## WRITTEN TASK
Without skipping anything, write out each record below exactly.
[Begin SUPPLIED ENTRIES]
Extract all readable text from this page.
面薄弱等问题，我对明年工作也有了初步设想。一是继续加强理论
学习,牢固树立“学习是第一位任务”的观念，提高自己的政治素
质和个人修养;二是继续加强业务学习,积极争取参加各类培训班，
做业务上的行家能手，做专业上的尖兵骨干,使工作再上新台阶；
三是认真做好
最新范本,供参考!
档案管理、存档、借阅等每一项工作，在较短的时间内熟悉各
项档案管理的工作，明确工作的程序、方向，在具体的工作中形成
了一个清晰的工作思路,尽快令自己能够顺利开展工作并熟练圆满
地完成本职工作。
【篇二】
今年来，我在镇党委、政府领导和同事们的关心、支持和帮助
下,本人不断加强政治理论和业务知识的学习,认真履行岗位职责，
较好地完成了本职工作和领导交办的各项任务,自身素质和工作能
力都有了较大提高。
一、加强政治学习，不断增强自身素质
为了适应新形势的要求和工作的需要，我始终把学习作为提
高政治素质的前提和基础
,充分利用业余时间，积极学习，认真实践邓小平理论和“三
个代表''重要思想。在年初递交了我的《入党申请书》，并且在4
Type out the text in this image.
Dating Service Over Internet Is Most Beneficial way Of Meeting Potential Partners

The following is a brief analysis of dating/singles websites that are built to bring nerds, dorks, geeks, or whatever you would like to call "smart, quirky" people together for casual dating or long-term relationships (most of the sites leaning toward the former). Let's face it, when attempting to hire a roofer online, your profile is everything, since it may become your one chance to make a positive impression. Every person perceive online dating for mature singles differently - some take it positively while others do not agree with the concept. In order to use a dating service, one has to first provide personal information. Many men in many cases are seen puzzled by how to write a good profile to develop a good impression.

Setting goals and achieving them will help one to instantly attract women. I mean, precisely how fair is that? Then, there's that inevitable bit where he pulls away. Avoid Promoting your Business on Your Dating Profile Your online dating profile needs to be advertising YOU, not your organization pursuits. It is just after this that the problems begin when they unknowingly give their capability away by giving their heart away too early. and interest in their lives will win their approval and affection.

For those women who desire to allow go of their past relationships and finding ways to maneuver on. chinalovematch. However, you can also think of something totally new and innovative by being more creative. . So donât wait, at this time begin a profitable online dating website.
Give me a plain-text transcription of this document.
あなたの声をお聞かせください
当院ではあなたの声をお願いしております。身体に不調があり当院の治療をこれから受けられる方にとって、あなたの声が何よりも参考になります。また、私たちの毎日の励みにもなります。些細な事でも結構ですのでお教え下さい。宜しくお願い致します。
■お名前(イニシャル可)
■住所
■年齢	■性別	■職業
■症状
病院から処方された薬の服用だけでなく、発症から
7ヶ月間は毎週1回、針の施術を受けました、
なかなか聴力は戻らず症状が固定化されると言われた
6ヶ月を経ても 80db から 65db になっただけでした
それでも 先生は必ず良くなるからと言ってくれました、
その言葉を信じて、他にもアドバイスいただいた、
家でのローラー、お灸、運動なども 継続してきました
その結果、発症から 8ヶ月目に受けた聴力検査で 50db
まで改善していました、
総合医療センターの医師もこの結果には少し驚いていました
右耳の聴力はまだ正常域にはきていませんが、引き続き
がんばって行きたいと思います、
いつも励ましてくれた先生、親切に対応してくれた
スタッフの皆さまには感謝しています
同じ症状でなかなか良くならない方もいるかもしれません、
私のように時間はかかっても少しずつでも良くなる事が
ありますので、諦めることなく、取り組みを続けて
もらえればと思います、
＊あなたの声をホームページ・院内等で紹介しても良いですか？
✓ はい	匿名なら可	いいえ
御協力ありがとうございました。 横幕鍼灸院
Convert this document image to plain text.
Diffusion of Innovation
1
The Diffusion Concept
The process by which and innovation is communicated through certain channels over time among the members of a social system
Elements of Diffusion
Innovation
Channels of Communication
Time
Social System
[End SUPPLIED ENTRIES]
## SOLUTION
Extract all readable text from this page.
面薄弱等问题，我对明年工作也有了初步设想。一是继续加强理论
学习,牢固树立“学习是第一位任务”的观念，提高自己的政治素
质和个人修养;二是继续加强业务学习,积极争取参加各类培训班，
做业务上的行家能手，做专业上的尖兵骨干,使工作再上新台阶；
三是认真做好
最新范本,供参考!
档案管理、存档、借阅等每一项工作，在较短的时间内熟悉各
项档案管理的工作，明确工作的程序、方向，在具体的工作中形成
了一个清晰的工作思路,尽快令自己能够顺利开展工作并熟练圆满
地完成本职工作。
【篇二】
今年来，我在镇党委、政府领导和同事们的关心、支持和帮助
下,本人不断加强政治理论和业务知识的学习,认真履行岗位职责，
较好地完成了本职工作和领导交办的各项任务,自身素质和工作能
力都有了较大提高。
一、加强政治学习，不断增强自身素质
为了适应新形势的要求和工作的需要，我始终把学习作为提
高政治素质的前提和基础
,充分利用业余时间，积极学习，认真实践邓小平理论和“三
个代表''重要思想。在年初递交了我的《入党申请书》，并且在4
Type out the text in this image.
Dating Service Over Internet Is Most Beneficial way Of Meeting Potential Partners

The following is a brief analysis of dating/singles websites that are built to bring nerds, dorks, geeks, or whatever you would like to call "smart, quirky" people together for casual dating or long-term relationships (most of the sites leaning toward the former). Let's face it, when attempting to hire a roofer online, your profile is everything, since it may become your one chance to make a positive impression. Every person perceive online dating for mature singles differently - some take it positively while others do not agree with the concept. In order to use a dating service, one has to first provide personal information. Many men in many cases are seen puzzled by how to write a good profile to develop a good impression.

Setting goals and achieving them will help one to instantly attract women. I mean, precisely how fair is that? Then, there's that inevitable bit where he pulls away. Avoid Promoting your Business on Your Dating Profile Your online dating profile needs to be advertising YOU, not your organization pursuits. It is just after this that the problems begin when they unknowingly give their capability away by giving their heart away too early. and interest in their lives will win their approval and affection.

For those women who desire to allow go of their past relationships and finding ways to maneuver on. chinalovematch. However, you can also think of something totally new and innovative by being more creative. . So donât wait, at this time begin a profitable online dating website.
Give me a plain-text transcription of this document.
あなたの声をお聞かせください
当院ではあなたの声をお願いしております。身体に不調があり当院の治療をこれから受けられる方にとって、あなたの声が何よりも参考になります。また、私たちの毎日の励みにもなります。些細な事でも結構ですのでお教え下さい。宜しくお願い致します。
■お名前(イニシャル可)
■住所
■年齢	■性別	■職業
■症状
病院から処方された薬の服用だけでなく、発症から
7ヶ月間は毎週1回、針の施術を受けました、
なかなか聴力は戻らず症状が固定化されると言われた
6ヶ月を経ても 80db から 65db になっただけでした
それでも 先生は必ず良くなるからと言ってくれました、
その言葉を信じて、他にもアドバイスいただいた、
家でのローラー、お灸、運動なども 継続してきました
その結果、発症から 8ヶ月目に受けた聴力検査で 50db
まで改善していました、
総合医療センターの医師もこの結果には少し驚いていました
右耳の聴力はまだ正常域にはきていませんが、引き続き
がんばって行きたいと思います、
いつも励ましてくれた先生、親切に対応してくれた
スタッフの皆さまには感謝しています
同じ症状でなかなか良くならない方もいるかもしれません、
私のように時間はかかっても少しずつでも良くなる事が
ありますので、諦めることなく、取り組みを続けて
もらえればと思います、
＊あなたの声をホームページ・院内等で紹介しても良いですか？
✓ はい	匿名なら可	いいえ
御協力ありがとうございました。 横幕鍼灸院
Convert this document image to plain text.
Diffusion of Innovation
1
The Diffusion Concept
The process by which and innovation is communicated through certain channels over time among the members of a social system
Elements of Diffusion
Innovation
Channels of Communication
Time
Social System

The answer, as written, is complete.